Dataset records:
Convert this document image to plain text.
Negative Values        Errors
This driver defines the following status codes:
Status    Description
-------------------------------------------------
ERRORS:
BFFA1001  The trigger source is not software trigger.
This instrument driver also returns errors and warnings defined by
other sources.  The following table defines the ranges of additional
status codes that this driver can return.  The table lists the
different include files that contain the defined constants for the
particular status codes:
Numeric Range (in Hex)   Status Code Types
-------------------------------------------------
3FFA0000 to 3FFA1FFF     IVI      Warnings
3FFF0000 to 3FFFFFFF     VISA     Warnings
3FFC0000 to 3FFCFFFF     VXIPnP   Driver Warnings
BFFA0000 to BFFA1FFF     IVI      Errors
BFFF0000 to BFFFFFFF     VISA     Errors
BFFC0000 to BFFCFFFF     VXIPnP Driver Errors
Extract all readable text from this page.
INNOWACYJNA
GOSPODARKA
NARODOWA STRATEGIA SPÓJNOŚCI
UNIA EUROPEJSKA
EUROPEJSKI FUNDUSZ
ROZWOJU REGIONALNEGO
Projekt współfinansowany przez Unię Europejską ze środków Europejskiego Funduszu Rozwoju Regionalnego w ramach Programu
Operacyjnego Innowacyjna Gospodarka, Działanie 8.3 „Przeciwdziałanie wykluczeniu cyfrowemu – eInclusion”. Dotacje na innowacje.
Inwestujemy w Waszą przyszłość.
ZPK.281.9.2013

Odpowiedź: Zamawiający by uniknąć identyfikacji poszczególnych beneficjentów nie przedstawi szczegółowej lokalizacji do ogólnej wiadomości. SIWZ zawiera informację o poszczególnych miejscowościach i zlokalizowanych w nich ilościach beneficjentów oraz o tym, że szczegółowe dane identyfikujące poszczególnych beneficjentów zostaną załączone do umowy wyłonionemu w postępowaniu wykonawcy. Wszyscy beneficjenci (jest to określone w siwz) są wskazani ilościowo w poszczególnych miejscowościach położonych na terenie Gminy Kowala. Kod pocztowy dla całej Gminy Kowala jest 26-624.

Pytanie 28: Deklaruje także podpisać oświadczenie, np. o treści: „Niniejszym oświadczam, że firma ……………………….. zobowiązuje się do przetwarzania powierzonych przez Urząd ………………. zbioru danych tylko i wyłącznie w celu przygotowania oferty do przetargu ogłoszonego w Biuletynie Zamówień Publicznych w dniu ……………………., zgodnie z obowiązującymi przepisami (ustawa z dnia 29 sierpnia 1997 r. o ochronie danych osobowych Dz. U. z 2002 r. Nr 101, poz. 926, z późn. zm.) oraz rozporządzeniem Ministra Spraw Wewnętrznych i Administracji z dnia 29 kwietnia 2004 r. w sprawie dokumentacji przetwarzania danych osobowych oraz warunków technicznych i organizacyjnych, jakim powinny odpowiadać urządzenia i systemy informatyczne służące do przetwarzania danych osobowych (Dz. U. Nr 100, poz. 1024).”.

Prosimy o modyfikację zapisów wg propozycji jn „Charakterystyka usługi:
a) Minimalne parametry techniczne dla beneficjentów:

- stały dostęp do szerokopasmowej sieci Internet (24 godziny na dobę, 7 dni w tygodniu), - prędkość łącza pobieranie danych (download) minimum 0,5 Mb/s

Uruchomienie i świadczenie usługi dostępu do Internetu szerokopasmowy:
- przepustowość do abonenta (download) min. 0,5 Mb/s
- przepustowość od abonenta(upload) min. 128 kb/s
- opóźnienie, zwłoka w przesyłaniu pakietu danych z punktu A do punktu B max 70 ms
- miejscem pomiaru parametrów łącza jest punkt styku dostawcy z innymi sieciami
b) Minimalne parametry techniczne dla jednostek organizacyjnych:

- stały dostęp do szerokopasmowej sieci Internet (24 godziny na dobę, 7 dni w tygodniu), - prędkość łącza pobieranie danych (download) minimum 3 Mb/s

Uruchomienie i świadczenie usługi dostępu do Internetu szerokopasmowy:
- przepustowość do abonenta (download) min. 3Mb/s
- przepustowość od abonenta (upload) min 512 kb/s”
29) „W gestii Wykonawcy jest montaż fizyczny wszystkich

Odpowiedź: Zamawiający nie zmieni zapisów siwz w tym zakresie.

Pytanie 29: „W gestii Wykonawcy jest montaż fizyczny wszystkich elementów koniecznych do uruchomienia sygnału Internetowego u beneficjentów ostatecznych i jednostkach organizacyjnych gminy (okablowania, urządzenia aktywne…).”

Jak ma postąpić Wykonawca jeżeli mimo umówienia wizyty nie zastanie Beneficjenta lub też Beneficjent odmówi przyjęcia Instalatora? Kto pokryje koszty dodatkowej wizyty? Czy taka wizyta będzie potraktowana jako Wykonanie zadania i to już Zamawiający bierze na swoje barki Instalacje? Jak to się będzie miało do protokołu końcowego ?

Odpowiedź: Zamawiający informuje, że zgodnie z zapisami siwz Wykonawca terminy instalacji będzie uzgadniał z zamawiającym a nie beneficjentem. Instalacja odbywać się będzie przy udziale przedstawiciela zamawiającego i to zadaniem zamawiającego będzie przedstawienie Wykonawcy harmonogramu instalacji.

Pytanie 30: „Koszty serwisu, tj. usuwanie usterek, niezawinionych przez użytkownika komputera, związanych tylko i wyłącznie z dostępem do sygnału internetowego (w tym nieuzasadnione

◆ What you have to do
Collect each line holding the string "fizyczny".

◆ Answer in full
29) „W gestii Wykonawcy jest montaż fizyczny wszystkich
Pytanie 29: „W gestii Wykonawcy jest montaż fizyczny wszystkich elementów koniecznych do uruchomienia sygnału Internetowego u beneficjentów ostatecznych i jednostkach organizacyjnych gminy (okablowania, urządzenia aktywne…).”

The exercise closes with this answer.